▶ [TO BE DONE]: Tally up how many lines in the listing below contain the string "annotation", and give only the total.

▶ [MATERIALS PROVIDED]:

--------------------------------------------------

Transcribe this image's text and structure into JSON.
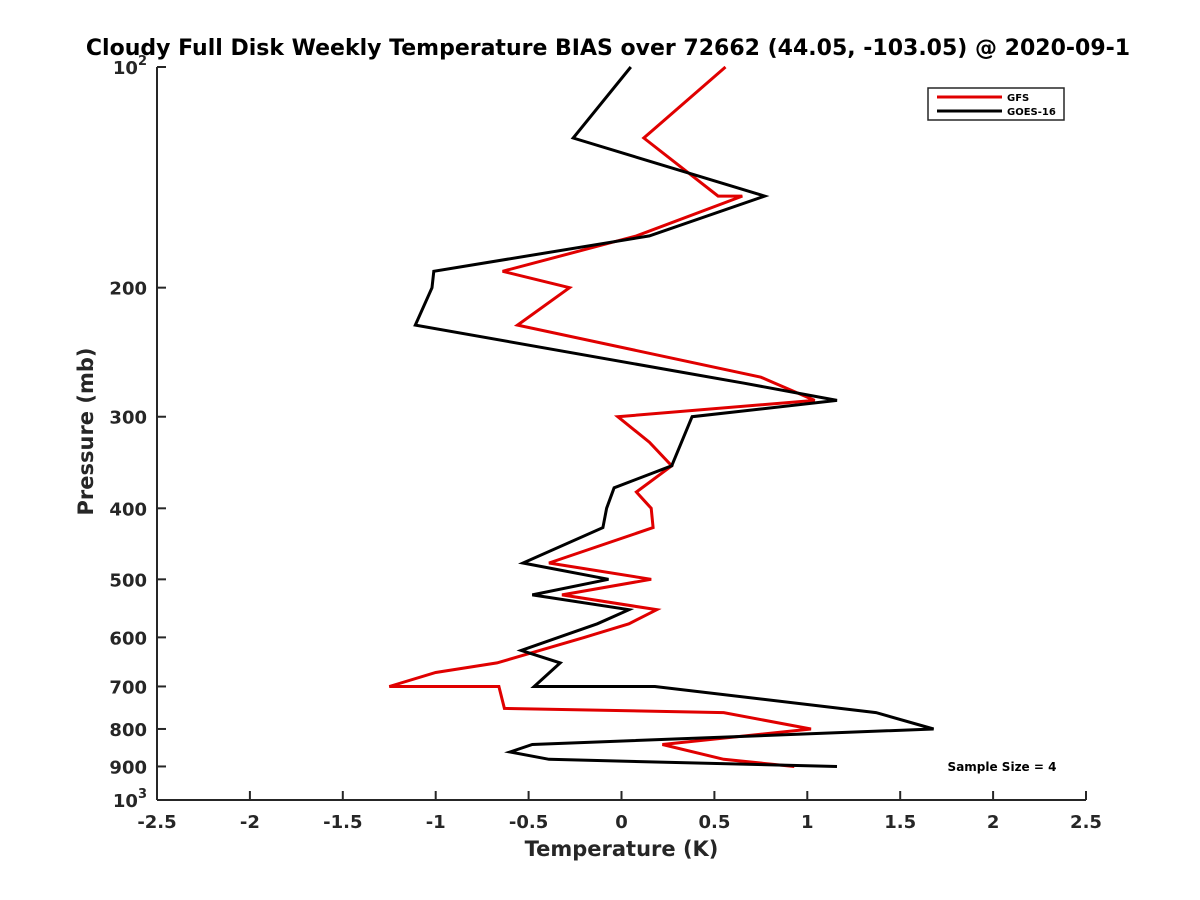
{
  "chart_data": {
    "type": "line",
    "title": "Cloudy Full Disk Weekly Temperature BIAS over 72662 (44.05, -103.05) @ 2020-09-1",
    "xlabel": "Temperature (K)",
    "ylabel": "Pressure (mb)",
    "xlim": [
      -2.5,
      2.5
    ],
    "ylim": [
      100,
      1000
    ],
    "y_scale": "log",
    "y_reversed": true,
    "grid": false,
    "legend_position": "top-right",
    "annotation": "Sample Size = 4",
    "x_ticks": [
      {
        "value": -2.5,
        "label": "-2.5"
      },
      {
        "value": -2,
        "label": "-2"
      },
      {
        "value": -1.5,
        "label": "-1.5"
      },
      {
        "value": -1,
        "label": "-1"
      },
      {
        "value": -0.5,
        "label": "-0.5"
      },
      {
        "value": 0,
        "label": "0"
      },
      {
        "value": 0.5,
        "label": "0.5"
      },
      {
        "value": 1,
        "label": "1"
      },
      {
        "value": 1.5,
        "label": "1.5"
      },
      {
        "value": 2,
        "label": "2"
      },
      {
        "value": 2.5,
        "label": "2.5"
      }
    ],
    "y_ticks": [
      {
        "value": 100,
        "label": "10",
        "sup": "2"
      },
      {
        "value": 200,
        "label": "200"
      },
      {
        "value": 300,
        "label": "300"
      },
      {
        "value": 400,
        "label": "400"
      },
      {
        "value": 500,
        "label": "500"
      },
      {
        "value": 600,
        "label": "600"
      },
      {
        "value": 700,
        "label": "700"
      },
      {
        "value": 800,
        "label": "800"
      },
      {
        "value": 900,
        "label": "900"
      },
      {
        "value": 1000,
        "label": "10",
        "sup": "3"
      }
    ],
    "series": [
      {
        "name": "GFS",
        "color": "#e00000",
        "points": [
          {
            "x": 0.56,
            "p": 100
          },
          {
            "x": 0.12,
            "p": 125
          },
          {
            "x": 0.52,
            "p": 150
          },
          {
            "x": 0.65,
            "p": 150
          },
          {
            "x": 0.08,
            "p": 170
          },
          {
            "x": -0.64,
            "p": 190
          },
          {
            "x": -0.28,
            "p": 200
          },
          {
            "x": -0.56,
            "p": 225
          },
          {
            "x": 0.75,
            "p": 265
          },
          {
            "x": 1.04,
            "p": 285
          },
          {
            "x": -0.02,
            "p": 300
          },
          {
            "x": 0.15,
            "p": 325
          },
          {
            "x": 0.27,
            "p": 350
          },
          {
            "x": 0.08,
            "p": 380
          },
          {
            "x": 0.16,
            "p": 400
          },
          {
            "x": 0.17,
            "p": 425
          },
          {
            "x": -0.39,
            "p": 475
          },
          {
            "x": 0.16,
            "p": 500
          },
          {
            "x": -0.32,
            "p": 525
          },
          {
            "x": 0.19,
            "p": 550
          },
          {
            "x": 0.04,
            "p": 575
          },
          {
            "x": -0.2,
            "p": 600
          },
          {
            "x": -0.67,
            "p": 650
          },
          {
            "x": -1.0,
            "p": 670
          },
          {
            "x": -1.25,
            "p": 700
          },
          {
            "x": -0.66,
            "p": 700
          },
          {
            "x": -0.63,
            "p": 750
          },
          {
            "x": 0.55,
            "p": 760
          },
          {
            "x": 1.02,
            "p": 800
          },
          {
            "x": 0.22,
            "p": 840
          },
          {
            "x": 0.55,
            "p": 880
          },
          {
            "x": 0.93,
            "p": 900
          }
        ]
      },
      {
        "name": "GOES-16",
        "color": "#000000",
        "points": [
          {
            "x": 0.05,
            "p": 100
          },
          {
            "x": -0.26,
            "p": 125
          },
          {
            "x": 0.77,
            "p": 150
          },
          {
            "x": 0.15,
            "p": 170
          },
          {
            "x": -1.01,
            "p": 190
          },
          {
            "x": -1.02,
            "p": 200
          },
          {
            "x": -1.11,
            "p": 225
          },
          {
            "x": 0.66,
            "p": 270
          },
          {
            "x": 1.16,
            "p": 285
          },
          {
            "x": 0.38,
            "p": 300
          },
          {
            "x": 0.27,
            "p": 350
          },
          {
            "x": -0.04,
            "p": 375
          },
          {
            "x": -0.08,
            "p": 400
          },
          {
            "x": -0.1,
            "p": 425
          },
          {
            "x": -0.53,
            "p": 475
          },
          {
            "x": -0.07,
            "p": 500
          },
          {
            "x": -0.48,
            "p": 525
          },
          {
            "x": 0.04,
            "p": 550
          },
          {
            "x": -0.13,
            "p": 575
          },
          {
            "x": -0.54,
            "p": 625
          },
          {
            "x": -0.33,
            "p": 650
          },
          {
            "x": -0.47,
            "p": 700
          },
          {
            "x": 0.18,
            "p": 700
          },
          {
            "x": 1.37,
            "p": 760
          },
          {
            "x": 1.68,
            "p": 800
          },
          {
            "x": -0.48,
            "p": 840
          },
          {
            "x": -0.6,
            "p": 860
          },
          {
            "x": -0.39,
            "p": 880
          },
          {
            "x": 1.16,
            "p": 900
          }
        ]
      }
    ]
  }
}
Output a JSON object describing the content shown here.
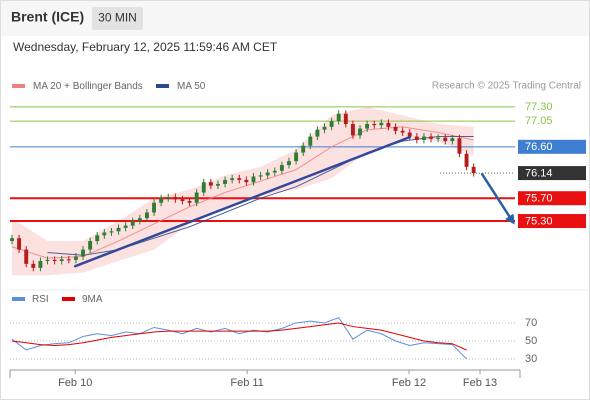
{
  "chart_data": {
    "type": "candlestick",
    "title": "Brent (ICE)",
    "timeframe": "30 MIN",
    "timestamp": "Wednesday, February 12, 2025 11:59:46 AM CET",
    "source": "Research © 2025 Trading Central",
    "xlim": [
      0,
      70.4
    ],
    "xticks": [
      {
        "value": 8.9,
        "label": "Feb 10"
      },
      {
        "value": 33.1,
        "label": "Feb 11"
      },
      {
        "value": 55.9,
        "label": "Feb 12"
      },
      {
        "value": 65.9,
        "label": "Feb 13"
      }
    ],
    "ylim": [
      74.18,
      77.42
    ],
    "up_color": "#2e7d32",
    "down_color": "#b71c1c",
    "open": [
      74.95,
      75.0,
      74.8,
      74.55,
      74.48,
      74.6,
      74.62,
      74.6,
      74.63,
      74.62,
      74.68,
      74.8,
      74.95,
      75.05,
      75.1,
      75.12,
      75.18,
      75.22,
      75.3,
      75.35,
      75.45,
      75.62,
      75.7,
      75.72,
      75.68,
      75.65,
      75.62,
      75.8,
      75.98,
      75.92,
      75.95,
      76.02,
      76.05,
      76.02,
      75.98,
      76.08,
      76.1,
      76.15,
      76.18,
      76.28,
      76.35,
      76.5,
      76.62,
      76.78,
      76.9,
      76.95,
      77.05,
      77.18,
      77.0,
      76.8,
      76.92,
      77.0,
      76.98,
      77.02,
      76.95,
      76.88,
      76.85,
      76.78,
      76.72,
      76.78,
      76.74,
      76.76,
      76.7,
      76.75,
      76.48,
      76.25
    ],
    "high": [
      75.06,
      75.06,
      74.86,
      74.61,
      74.66,
      74.68,
      74.68,
      74.69,
      74.69,
      74.74,
      74.86,
      75.01,
      75.11,
      75.16,
      75.18,
      75.24,
      75.28,
      75.36,
      75.41,
      75.51,
      75.68,
      75.76,
      75.78,
      75.78,
      75.74,
      75.71,
      75.86,
      76.04,
      76.04,
      76.01,
      76.08,
      76.11,
      76.11,
      76.08,
      76.14,
      76.16,
      76.21,
      76.24,
      76.34,
      76.41,
      76.56,
      76.68,
      76.84,
      76.96,
      77.01,
      77.11,
      77.24,
      77.24,
      77.06,
      76.98,
      77.06,
      77.06,
      77.08,
      77.08,
      77.01,
      76.94,
      76.91,
      76.84,
      76.84,
      76.84,
      76.82,
      76.82,
      76.81,
      76.81,
      76.54,
      76.31
    ],
    "low": [
      74.89,
      74.74,
      74.49,
      74.42,
      74.42,
      74.54,
      74.54,
      74.54,
      74.56,
      74.56,
      74.62,
      74.74,
      74.89,
      74.99,
      75.04,
      75.06,
      75.12,
      75.16,
      75.24,
      75.29,
      75.39,
      75.56,
      75.64,
      75.62,
      75.59,
      75.56,
      75.56,
      75.74,
      75.86,
      75.86,
      75.89,
      75.96,
      75.96,
      75.92,
      75.92,
      76.02,
      76.04,
      76.09,
      76.12,
      76.22,
      76.29,
      76.44,
      76.56,
      76.72,
      76.84,
      76.89,
      76.99,
      76.94,
      76.74,
      76.74,
      76.86,
      76.92,
      76.92,
      76.89,
      76.82,
      76.79,
      76.72,
      76.66,
      76.66,
      76.68,
      76.68,
      76.64,
      76.64,
      76.42,
      76.19,
      76.08
    ],
    "close": [
      75.0,
      74.8,
      74.55,
      74.48,
      74.6,
      74.62,
      74.6,
      74.63,
      74.62,
      74.68,
      74.8,
      74.95,
      75.05,
      75.1,
      75.12,
      75.18,
      75.22,
      75.3,
      75.35,
      75.45,
      75.62,
      75.7,
      75.72,
      75.68,
      75.65,
      75.62,
      75.8,
      75.98,
      75.92,
      75.95,
      76.02,
      76.05,
      76.02,
      75.98,
      76.08,
      76.1,
      76.15,
      76.18,
      76.28,
      76.35,
      76.5,
      76.62,
      76.78,
      76.9,
      76.95,
      77.05,
      77.18,
      77.0,
      76.8,
      76.92,
      77.0,
      76.98,
      77.02,
      76.95,
      76.88,
      76.85,
      76.78,
      76.72,
      76.78,
      76.74,
      76.76,
      76.7,
      76.75,
      76.48,
      76.25,
      76.14
    ],
    "overlays": [
      {
        "name": "MA 20 + Bollinger Bands",
        "color": "#f08080",
        "band_color": "#fbd9d9",
        "x": [
          0,
          5,
          10,
          15,
          20,
          25,
          30,
          35,
          40,
          45,
          50,
          55,
          60,
          65
        ],
        "values": [
          74.85,
          74.65,
          74.68,
          74.95,
          75.25,
          75.55,
          75.8,
          76.0,
          76.2,
          76.6,
          76.9,
          76.95,
          76.85,
          76.72
        ],
        "upper": [
          75.35,
          74.95,
          74.95,
          75.3,
          75.7,
          75.85,
          76.1,
          76.25,
          76.55,
          77.15,
          77.3,
          77.15,
          77.0,
          76.95
        ],
        "lower": [
          74.35,
          74.35,
          74.4,
          74.6,
          74.8,
          75.25,
          75.5,
          75.75,
          75.85,
          76.05,
          76.5,
          76.75,
          76.7,
          76.45
        ]
      },
      {
        "name": "MA 50",
        "color": "#2c4a8a",
        "x": [
          5,
          10,
          15,
          20,
          25,
          30,
          35,
          40,
          45,
          50,
          55,
          60,
          65
        ],
        "values": [
          74.75,
          74.7,
          74.8,
          75.0,
          75.2,
          75.45,
          75.7,
          75.9,
          76.2,
          76.5,
          76.7,
          76.78,
          76.78
        ]
      }
    ],
    "levels": [
      {
        "value": 77.3,
        "label": "77.30",
        "color": "#8bc34a",
        "style": "text"
      },
      {
        "value": 77.05,
        "label": "77.05",
        "color": "#8bc34a",
        "style": "text"
      },
      {
        "value": 76.6,
        "label": "76.60",
        "color": "#3f7fd1",
        "style": "box"
      },
      {
        "value": 76.14,
        "label": "76.14",
        "color": "#333333",
        "style": "dotted"
      },
      {
        "value": 75.7,
        "label": "75.70",
        "color": "#e81010",
        "style": "thick"
      },
      {
        "value": 75.3,
        "label": "75.30",
        "color": "#e81010",
        "style": "thick"
      }
    ],
    "trendlines": [
      {
        "color": "#34489a",
        "x": [
          8.9,
          56
        ],
        "y": [
          74.51,
          76.77
        ]
      },
      {
        "color": "#2b5fa8",
        "x": [
          66.2,
          70.4
        ],
        "y": [
          76.12,
          75.31
        ],
        "arrow": true
      }
    ],
    "rsi": {
      "ylim": [
        20,
        95.5
      ],
      "yticks": [
        70,
        50,
        30
      ],
      "x": [
        0,
        2,
        4,
        6,
        8,
        10,
        12,
        14,
        16,
        18,
        20,
        22,
        24,
        26,
        28,
        30,
        32,
        34,
        36,
        38,
        40,
        42,
        44,
        46,
        48,
        50,
        52,
        54,
        56,
        58,
        60,
        62,
        64
      ],
      "series": [
        {
          "name": "RSI",
          "color": "#5b8fd9",
          "values": [
            52,
            40,
            45,
            47,
            48,
            55,
            58,
            56,
            60,
            58,
            65,
            62,
            58,
            64,
            60,
            64,
            58,
            62,
            60,
            64,
            70,
            72,
            70,
            76,
            52,
            62,
            58,
            50,
            45,
            48,
            47,
            46,
            30
          ]
        },
        {
          "name": "9MA",
          "color": "#e00000",
          "values": [
            50,
            48,
            46,
            45,
            46,
            48,
            51,
            54,
            56,
            58,
            60,
            61,
            61,
            61,
            61,
            61,
            61,
            61,
            61,
            62,
            64,
            66,
            68,
            70,
            66,
            64,
            62,
            58,
            54,
            50,
            48,
            47,
            40
          ]
        }
      ]
    }
  }
}
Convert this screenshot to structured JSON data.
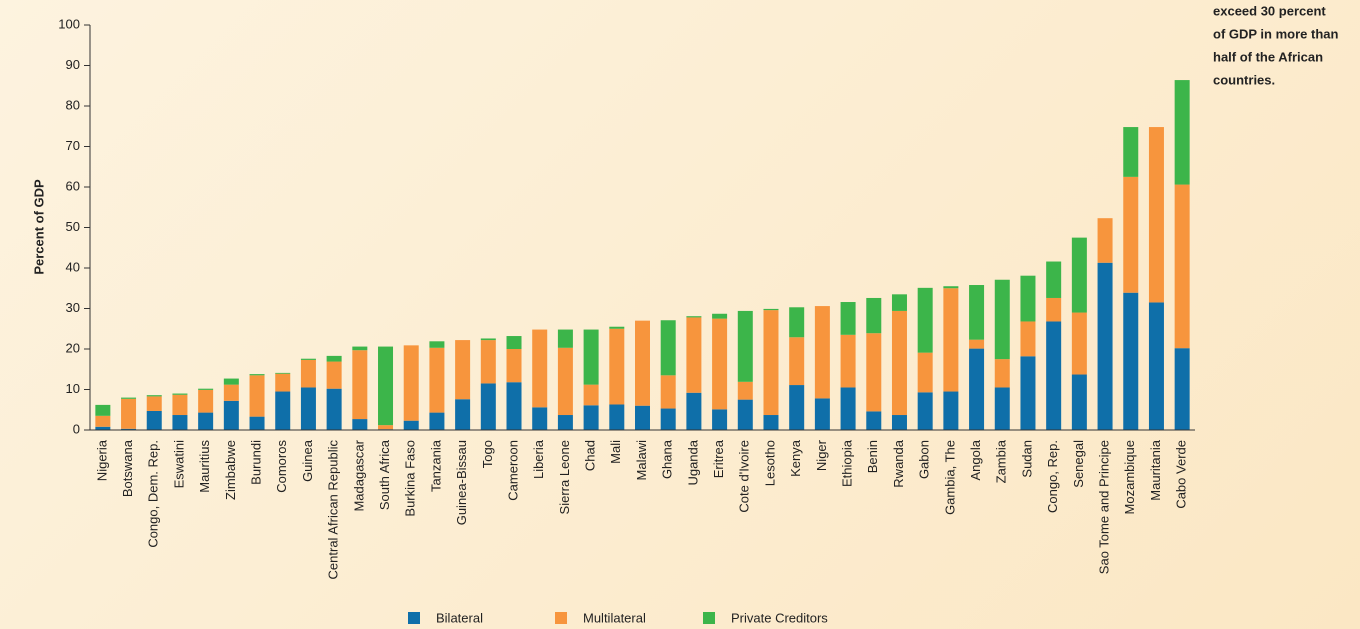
{
  "chart_data": {
    "type": "stacked_bar",
    "ylabel": "Percent of GDP",
    "annotation": [
      "exceed 30 percent",
      "of GDP in more than",
      "half of the African",
      "countries."
    ],
    "categories": [
      "Nigeria",
      "Botswana",
      "Congo, Dem. Rep.",
      "Eswatini",
      "Mauritius",
      "Zimbabwe",
      "Burundi",
      "Comoros",
      "Guinea",
      "Central African Republic",
      "Madagascar",
      "South Africa",
      "Burkina Faso",
      "Tanzania",
      "Guinea-Bissau",
      "Togo",
      "Cameroon",
      "Liberia",
      "Sierra Leone",
      "Chad",
      "Mali",
      "Malawi",
      "Ghana",
      "Uganda",
      "Eritrea",
      "Cote d'Ivoire",
      "Lesotho",
      "Kenya",
      "Niger",
      "Ethiopia",
      "Benin",
      "Rwanda",
      "Gabon",
      "Gambia, The",
      "Angola",
      "Zambia",
      "Sudan",
      "Congo, Rep.",
      "Senegal",
      "Sao Tome and Principe",
      "Mozambique",
      "Mauritania",
      "Cabo Verde"
    ],
    "series": [
      {
        "name": "Bilateral",
        "color": "#0f6fa9",
        "values": [
          0.8,
          0.3,
          4.7,
          3.7,
          4.3,
          7.2,
          3.3,
          9.5,
          10.5,
          10.2,
          2.7,
          0.2,
          2.3,
          4.3,
          7.6,
          11.5,
          11.8,
          5.6,
          3.7,
          6.1,
          6.3,
          6.0,
          5.3,
          9.2,
          5.1,
          7.5,
          3.7,
          11.1,
          7.8,
          10.5,
          4.6,
          3.7,
          9.3,
          9.5,
          20.1,
          10.5,
          18.2,
          26.8,
          13.7,
          41.3,
          33.9,
          31.5,
          20.2
        ]
      },
      {
        "name": "Multilateral",
        "color": "#f7953d",
        "values": [
          2.7,
          7.4,
          3.6,
          5.0,
          5.6,
          4.0,
          10.2,
          4.4,
          6.8,
          6.7,
          17.0,
          1.0,
          18.6,
          16.0,
          14.6,
          10.7,
          8.2,
          19.2,
          16.6,
          5.1,
          18.7,
          21.0,
          8.2,
          18.6,
          22.4,
          4.4,
          25.9,
          11.8,
          22.8,
          13.0,
          19.3,
          25.7,
          9.8,
          25.5,
          2.2,
          7.0,
          8.6,
          5.8,
          15.3,
          11.0,
          28.6,
          43.3,
          40.4
        ]
      },
      {
        "name": "Private Creditors",
        "color": "#3cb54a",
        "values": [
          2.7,
          0.3,
          0.3,
          0.3,
          0.3,
          1.5,
          0.3,
          0.2,
          0.3,
          1.4,
          0.9,
          19.4,
          0,
          1.6,
          0,
          0.4,
          3.2,
          0,
          4.5,
          13.6,
          0.5,
          0,
          13.6,
          0.3,
          1.2,
          17.5,
          0.3,
          7.4,
          0,
          8.1,
          8.7,
          4.1,
          16.0,
          0.5,
          13.5,
          19.6,
          11.3,
          9.0,
          18.5,
          0,
          12.3,
          0,
          25.8
        ]
      }
    ],
    "ylim": [
      0,
      100
    ],
    "yticks": [
      0,
      10,
      20,
      30,
      40,
      50,
      60,
      70,
      80,
      90,
      100
    ]
  }
}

--------------------------------------------------

▶ [RESULT OF THIS EXERCISE]: 2